STORED ROWS
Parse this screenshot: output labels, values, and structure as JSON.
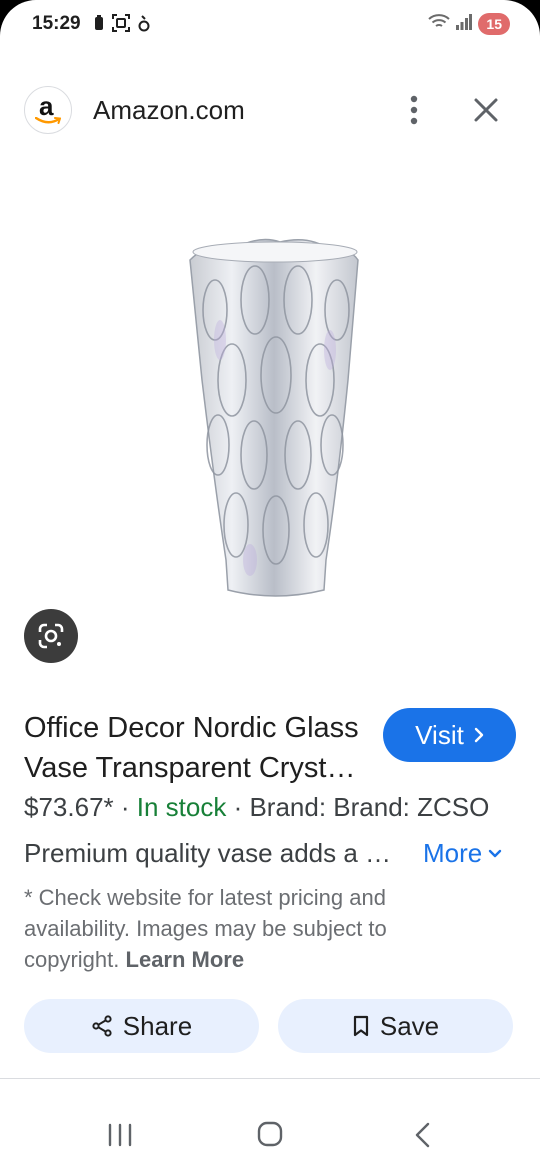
{
  "status_bar": {
    "time": "15:29",
    "battery_level": "15",
    "left_icons": [
      "battery-saver-icon",
      "screenshot-icon",
      "alarm-icon"
    ],
    "right_icons": [
      "wifi-icon",
      "signal-icon"
    ]
  },
  "header": {
    "site_logo_letter": "a",
    "site_name": "Amazon.com",
    "menu_icon": "more-vert-icon",
    "close_icon": "close-icon"
  },
  "product": {
    "title": "Office Decor Nordic Glass Vase Transparent Crystal Vase",
    "visit_label": "Visit",
    "price": "$73.67*",
    "separator": " · ",
    "stock": "In stock",
    "brand": "Brand: Brand: ZCSO",
    "description": "Premium quality vase adds a touch of elegance",
    "more_label": "More",
    "disclaimer": "* Check website for latest pricing and availability. Images may be subject to copyright.",
    "learn_more": "Learn More"
  },
  "actions": {
    "share_label": "Share",
    "save_label": "Save"
  },
  "colors": {
    "accent": "#1a73e8",
    "in_stock": "#188038",
    "chip_bg": "#e8f0fe",
    "battery_badge": "#e06b6b"
  }
}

PROBLEM REQUIREMENTS
Go through the material and select each line with the string "screenshot" in it.

TASK RESPONSE
Parse this screenshot: output labels, values, and structure as JSON.
      "screenshot-icon",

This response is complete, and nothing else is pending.